■ Exercise
List all lines of the data that include the string "this".

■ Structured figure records
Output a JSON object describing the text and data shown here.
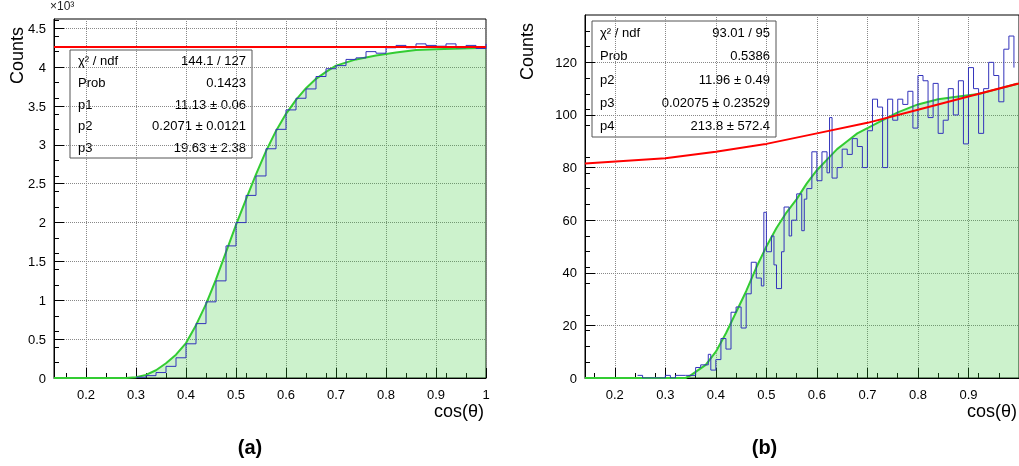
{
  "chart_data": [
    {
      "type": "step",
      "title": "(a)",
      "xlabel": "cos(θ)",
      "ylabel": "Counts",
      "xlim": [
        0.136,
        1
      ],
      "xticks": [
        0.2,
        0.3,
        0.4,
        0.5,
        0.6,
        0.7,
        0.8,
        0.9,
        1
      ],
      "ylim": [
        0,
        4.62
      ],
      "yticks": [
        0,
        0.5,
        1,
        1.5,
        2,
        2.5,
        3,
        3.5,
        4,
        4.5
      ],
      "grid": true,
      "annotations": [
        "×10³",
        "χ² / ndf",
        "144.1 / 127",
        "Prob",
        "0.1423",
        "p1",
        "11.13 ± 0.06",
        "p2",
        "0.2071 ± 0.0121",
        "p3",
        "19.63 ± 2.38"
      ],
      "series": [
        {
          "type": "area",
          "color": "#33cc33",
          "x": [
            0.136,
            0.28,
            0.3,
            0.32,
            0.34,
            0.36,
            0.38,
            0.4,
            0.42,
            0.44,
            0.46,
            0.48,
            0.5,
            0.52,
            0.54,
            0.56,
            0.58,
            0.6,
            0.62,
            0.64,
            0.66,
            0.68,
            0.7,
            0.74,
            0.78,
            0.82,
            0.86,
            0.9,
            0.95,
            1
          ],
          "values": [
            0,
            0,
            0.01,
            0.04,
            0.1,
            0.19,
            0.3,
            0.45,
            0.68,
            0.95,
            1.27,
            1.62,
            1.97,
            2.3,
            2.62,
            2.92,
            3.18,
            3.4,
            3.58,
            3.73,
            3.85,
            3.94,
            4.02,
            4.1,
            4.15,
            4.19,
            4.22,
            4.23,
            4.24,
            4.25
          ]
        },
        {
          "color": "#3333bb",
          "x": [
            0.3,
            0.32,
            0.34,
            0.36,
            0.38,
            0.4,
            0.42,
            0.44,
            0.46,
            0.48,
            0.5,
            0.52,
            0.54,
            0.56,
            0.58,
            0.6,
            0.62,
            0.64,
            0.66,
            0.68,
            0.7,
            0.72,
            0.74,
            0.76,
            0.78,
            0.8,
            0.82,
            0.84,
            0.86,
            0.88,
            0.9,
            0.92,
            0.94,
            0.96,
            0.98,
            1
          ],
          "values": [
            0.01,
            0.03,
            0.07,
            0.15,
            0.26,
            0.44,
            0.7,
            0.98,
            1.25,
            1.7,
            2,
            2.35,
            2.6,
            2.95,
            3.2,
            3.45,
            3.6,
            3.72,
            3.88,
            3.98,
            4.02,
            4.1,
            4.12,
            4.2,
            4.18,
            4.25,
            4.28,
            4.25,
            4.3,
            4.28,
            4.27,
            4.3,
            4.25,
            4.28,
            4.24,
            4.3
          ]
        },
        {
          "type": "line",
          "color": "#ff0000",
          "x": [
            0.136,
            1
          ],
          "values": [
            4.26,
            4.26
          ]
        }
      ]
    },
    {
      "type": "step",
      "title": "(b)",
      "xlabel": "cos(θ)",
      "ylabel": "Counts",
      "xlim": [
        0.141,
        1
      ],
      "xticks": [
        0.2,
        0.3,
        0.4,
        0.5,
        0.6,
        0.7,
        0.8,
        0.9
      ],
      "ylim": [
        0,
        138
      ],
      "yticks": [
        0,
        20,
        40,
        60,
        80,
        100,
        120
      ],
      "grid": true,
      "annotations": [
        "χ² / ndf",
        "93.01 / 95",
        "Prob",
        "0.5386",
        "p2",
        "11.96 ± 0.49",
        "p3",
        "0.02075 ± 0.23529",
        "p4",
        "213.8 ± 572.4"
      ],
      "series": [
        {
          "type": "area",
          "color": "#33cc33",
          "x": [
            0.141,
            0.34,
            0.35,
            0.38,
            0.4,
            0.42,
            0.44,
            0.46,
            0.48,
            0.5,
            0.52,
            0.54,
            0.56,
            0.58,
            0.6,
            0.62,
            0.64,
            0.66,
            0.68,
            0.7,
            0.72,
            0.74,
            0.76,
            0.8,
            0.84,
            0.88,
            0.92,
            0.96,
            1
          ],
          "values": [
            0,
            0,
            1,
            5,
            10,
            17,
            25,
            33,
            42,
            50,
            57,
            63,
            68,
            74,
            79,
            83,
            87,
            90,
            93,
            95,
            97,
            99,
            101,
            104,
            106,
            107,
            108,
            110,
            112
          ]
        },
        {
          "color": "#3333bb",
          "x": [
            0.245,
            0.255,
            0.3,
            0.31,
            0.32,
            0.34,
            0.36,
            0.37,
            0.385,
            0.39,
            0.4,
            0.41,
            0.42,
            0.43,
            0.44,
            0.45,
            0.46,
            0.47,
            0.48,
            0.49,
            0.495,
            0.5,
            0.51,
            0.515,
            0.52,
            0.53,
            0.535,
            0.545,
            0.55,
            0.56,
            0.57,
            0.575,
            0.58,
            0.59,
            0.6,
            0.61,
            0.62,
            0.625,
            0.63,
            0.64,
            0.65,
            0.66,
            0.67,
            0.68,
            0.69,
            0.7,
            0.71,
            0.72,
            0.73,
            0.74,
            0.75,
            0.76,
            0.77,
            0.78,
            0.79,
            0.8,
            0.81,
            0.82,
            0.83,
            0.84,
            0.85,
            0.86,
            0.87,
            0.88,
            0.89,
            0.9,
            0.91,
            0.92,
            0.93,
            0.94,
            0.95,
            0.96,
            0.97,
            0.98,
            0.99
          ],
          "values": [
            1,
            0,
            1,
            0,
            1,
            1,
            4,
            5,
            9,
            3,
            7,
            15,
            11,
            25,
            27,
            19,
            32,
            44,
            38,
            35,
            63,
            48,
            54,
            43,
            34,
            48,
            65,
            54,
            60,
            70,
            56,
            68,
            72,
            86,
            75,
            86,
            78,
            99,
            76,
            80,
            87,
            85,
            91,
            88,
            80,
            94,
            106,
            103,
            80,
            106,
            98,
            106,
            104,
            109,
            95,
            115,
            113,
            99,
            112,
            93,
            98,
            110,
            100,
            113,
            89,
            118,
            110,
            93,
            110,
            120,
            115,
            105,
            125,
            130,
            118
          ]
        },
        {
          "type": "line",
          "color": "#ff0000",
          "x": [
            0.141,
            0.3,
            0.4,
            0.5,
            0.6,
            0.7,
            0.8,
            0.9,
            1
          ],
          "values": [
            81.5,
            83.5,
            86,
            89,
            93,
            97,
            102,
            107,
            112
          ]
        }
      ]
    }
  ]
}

---

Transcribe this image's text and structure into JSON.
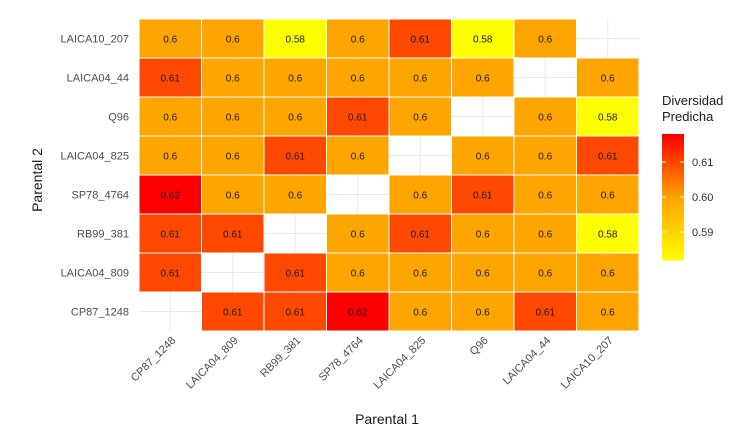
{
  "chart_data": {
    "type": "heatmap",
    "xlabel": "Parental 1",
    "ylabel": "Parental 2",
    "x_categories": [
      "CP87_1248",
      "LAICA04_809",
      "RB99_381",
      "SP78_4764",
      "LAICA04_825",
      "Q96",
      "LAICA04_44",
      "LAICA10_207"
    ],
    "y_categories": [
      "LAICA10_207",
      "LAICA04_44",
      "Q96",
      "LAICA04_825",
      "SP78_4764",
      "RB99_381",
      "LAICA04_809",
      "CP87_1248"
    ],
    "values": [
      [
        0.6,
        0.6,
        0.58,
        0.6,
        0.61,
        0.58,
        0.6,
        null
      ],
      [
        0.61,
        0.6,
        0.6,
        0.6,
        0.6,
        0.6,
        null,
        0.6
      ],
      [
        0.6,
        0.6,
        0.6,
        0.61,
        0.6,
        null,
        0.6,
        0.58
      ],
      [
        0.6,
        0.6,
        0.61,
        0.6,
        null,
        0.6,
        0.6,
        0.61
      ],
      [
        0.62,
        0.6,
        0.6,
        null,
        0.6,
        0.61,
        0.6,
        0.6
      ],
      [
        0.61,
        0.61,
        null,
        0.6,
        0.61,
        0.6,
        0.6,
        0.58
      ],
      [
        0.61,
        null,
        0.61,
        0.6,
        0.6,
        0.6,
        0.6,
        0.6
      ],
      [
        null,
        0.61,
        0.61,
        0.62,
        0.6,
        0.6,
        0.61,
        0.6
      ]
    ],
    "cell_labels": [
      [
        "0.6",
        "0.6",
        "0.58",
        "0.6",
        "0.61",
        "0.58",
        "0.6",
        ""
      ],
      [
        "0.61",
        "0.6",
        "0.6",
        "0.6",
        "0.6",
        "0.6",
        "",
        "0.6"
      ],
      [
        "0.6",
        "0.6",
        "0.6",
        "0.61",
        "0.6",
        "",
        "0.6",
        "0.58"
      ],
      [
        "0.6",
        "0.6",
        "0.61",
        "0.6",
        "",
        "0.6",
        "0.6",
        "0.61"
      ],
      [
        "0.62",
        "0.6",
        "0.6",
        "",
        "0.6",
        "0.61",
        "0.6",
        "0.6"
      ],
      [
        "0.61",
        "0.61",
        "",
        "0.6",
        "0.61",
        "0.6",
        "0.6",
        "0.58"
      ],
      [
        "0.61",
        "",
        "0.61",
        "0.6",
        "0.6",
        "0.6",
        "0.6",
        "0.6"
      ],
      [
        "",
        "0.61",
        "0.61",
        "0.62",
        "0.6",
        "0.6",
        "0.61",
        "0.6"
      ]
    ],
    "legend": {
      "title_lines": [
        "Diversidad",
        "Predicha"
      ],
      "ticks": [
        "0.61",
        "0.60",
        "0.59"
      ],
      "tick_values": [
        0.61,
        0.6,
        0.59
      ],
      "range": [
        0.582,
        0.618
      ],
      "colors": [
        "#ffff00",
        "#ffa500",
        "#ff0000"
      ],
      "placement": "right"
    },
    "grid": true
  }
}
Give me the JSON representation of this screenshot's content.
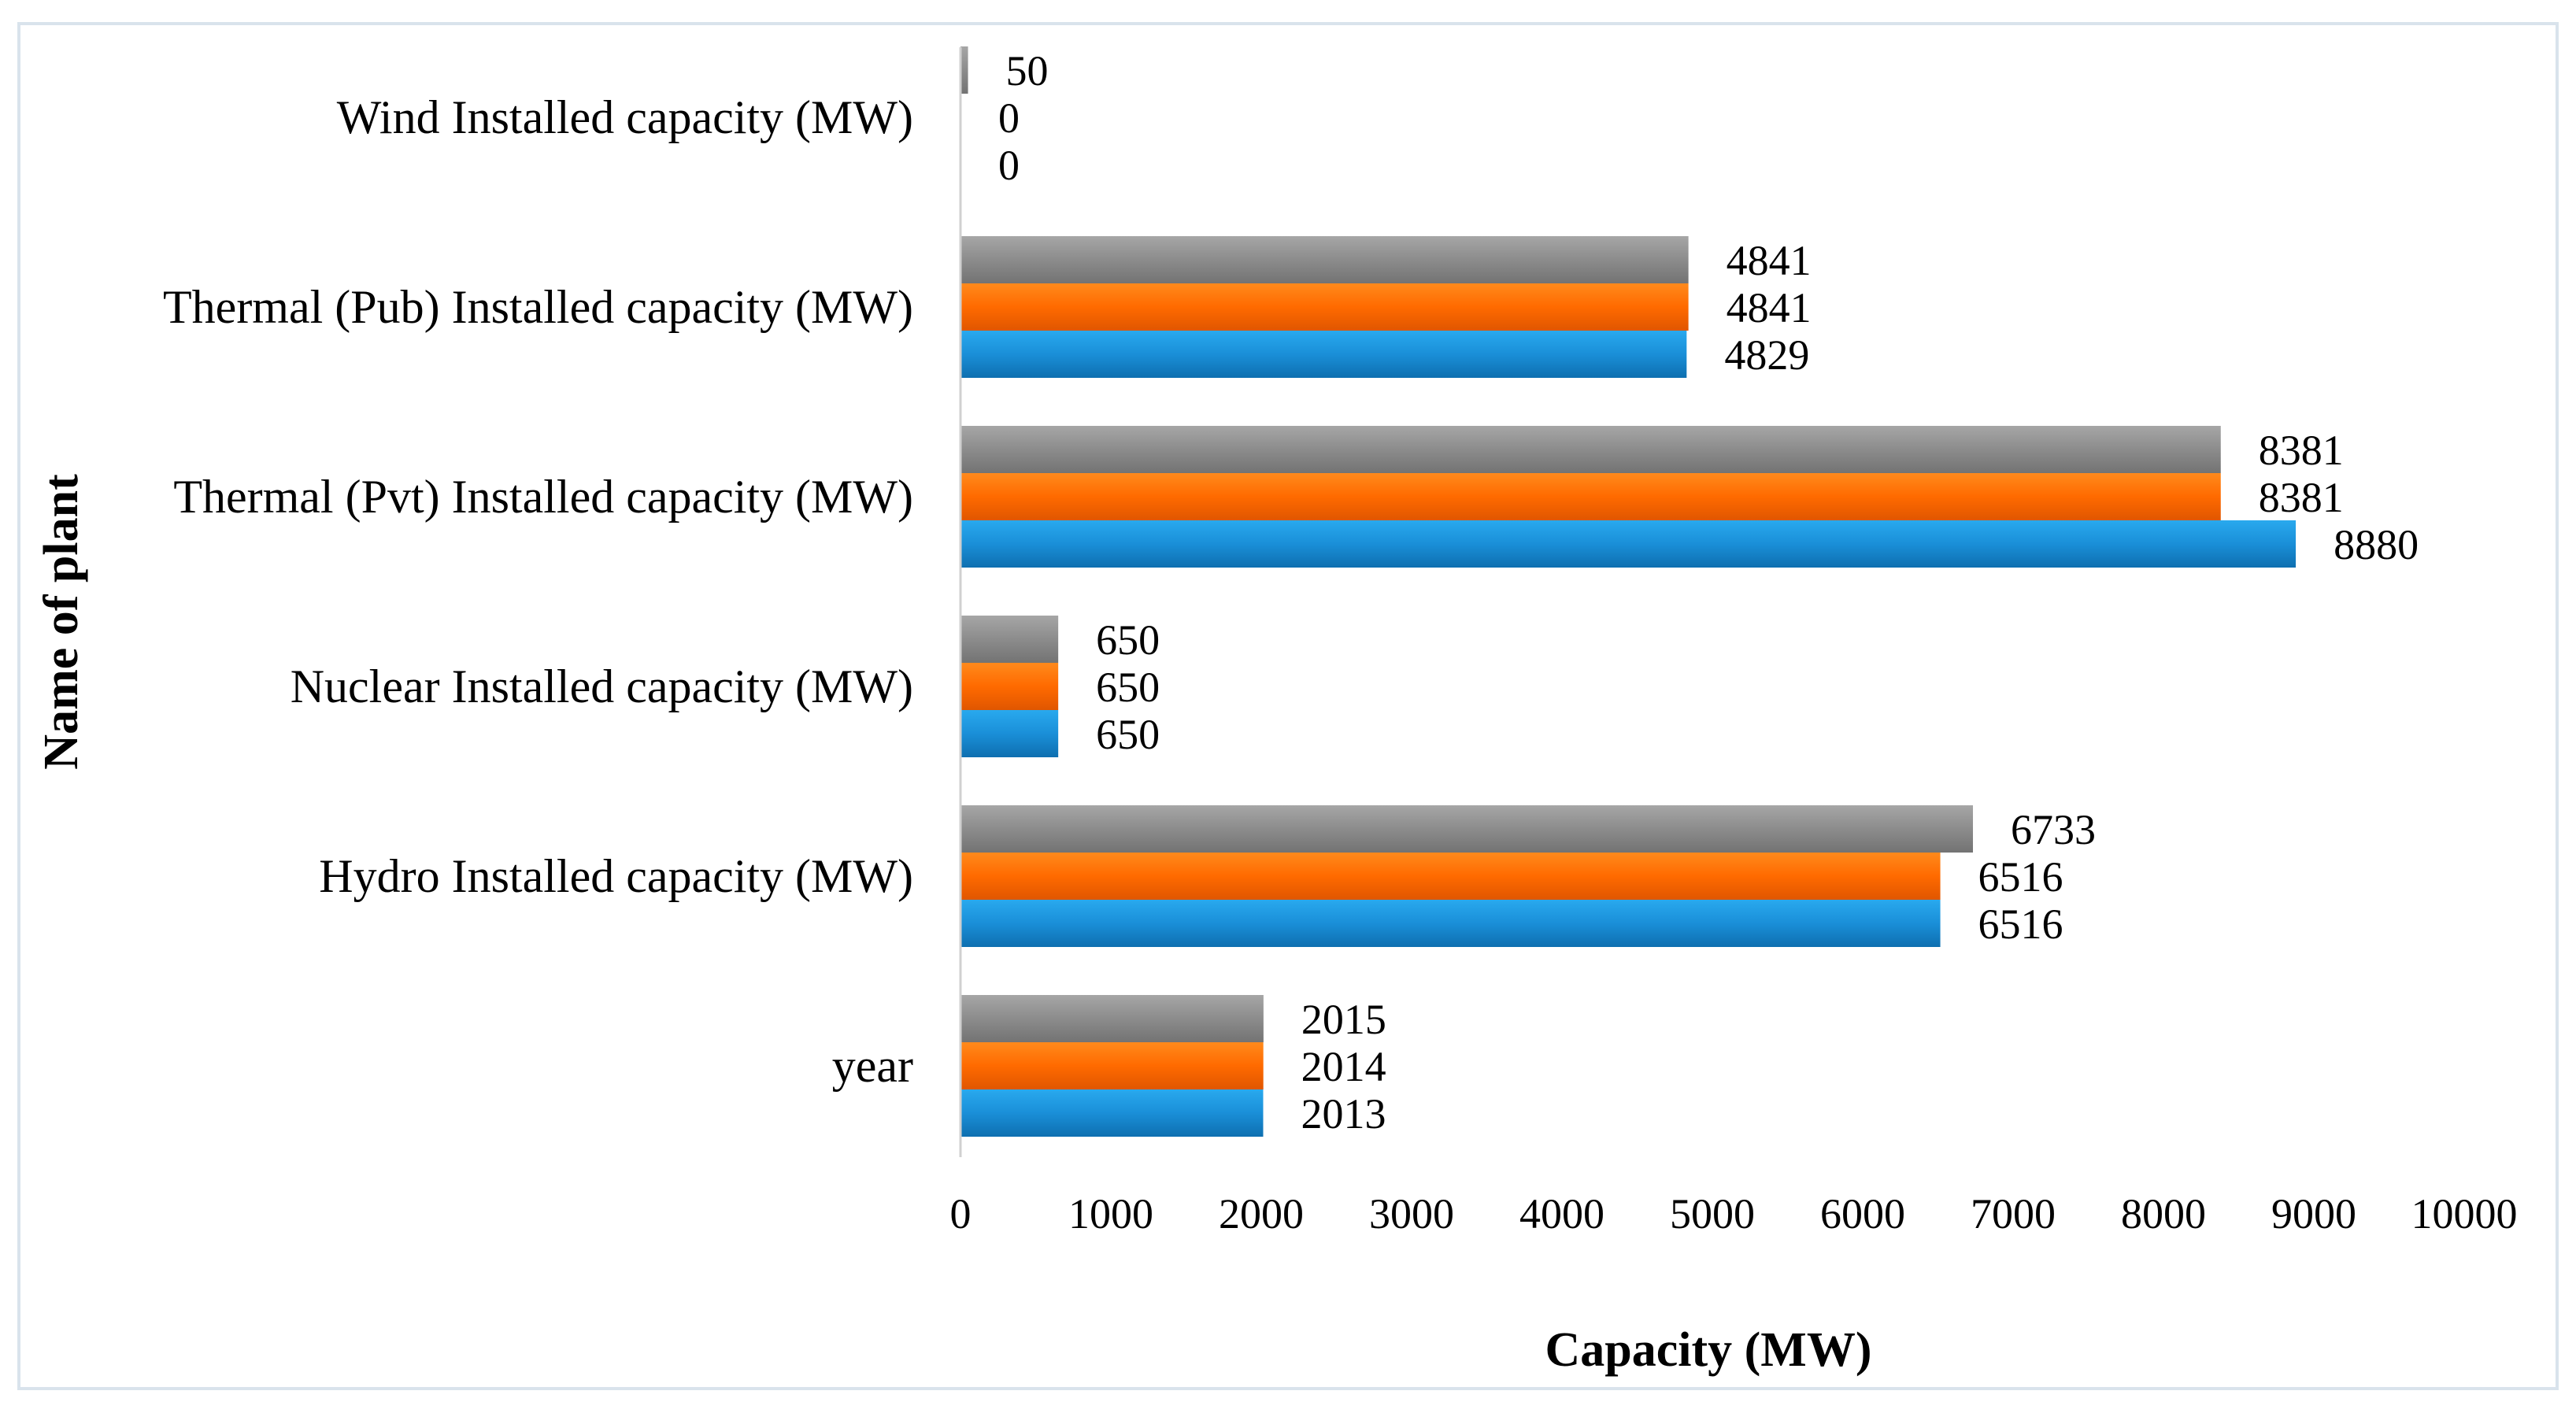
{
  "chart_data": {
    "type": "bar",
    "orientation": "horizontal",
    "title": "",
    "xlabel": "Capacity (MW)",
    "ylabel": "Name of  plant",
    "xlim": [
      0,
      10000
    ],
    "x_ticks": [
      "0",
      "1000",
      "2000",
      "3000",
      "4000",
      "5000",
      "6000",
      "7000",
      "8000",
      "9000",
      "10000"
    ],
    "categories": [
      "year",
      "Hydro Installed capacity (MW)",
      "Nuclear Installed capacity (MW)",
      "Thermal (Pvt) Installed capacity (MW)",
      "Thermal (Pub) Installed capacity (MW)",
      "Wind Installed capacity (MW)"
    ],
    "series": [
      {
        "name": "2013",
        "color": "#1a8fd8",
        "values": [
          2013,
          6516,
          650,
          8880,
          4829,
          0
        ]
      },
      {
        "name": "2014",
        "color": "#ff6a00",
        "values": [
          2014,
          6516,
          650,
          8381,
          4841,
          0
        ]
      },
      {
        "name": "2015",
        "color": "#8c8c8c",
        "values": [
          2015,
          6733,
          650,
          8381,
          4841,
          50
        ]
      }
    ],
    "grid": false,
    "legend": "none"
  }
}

■ Exercise output
Transcribe this image's text and structure into JSON.
Give me the JSON representation of this screenshot's content.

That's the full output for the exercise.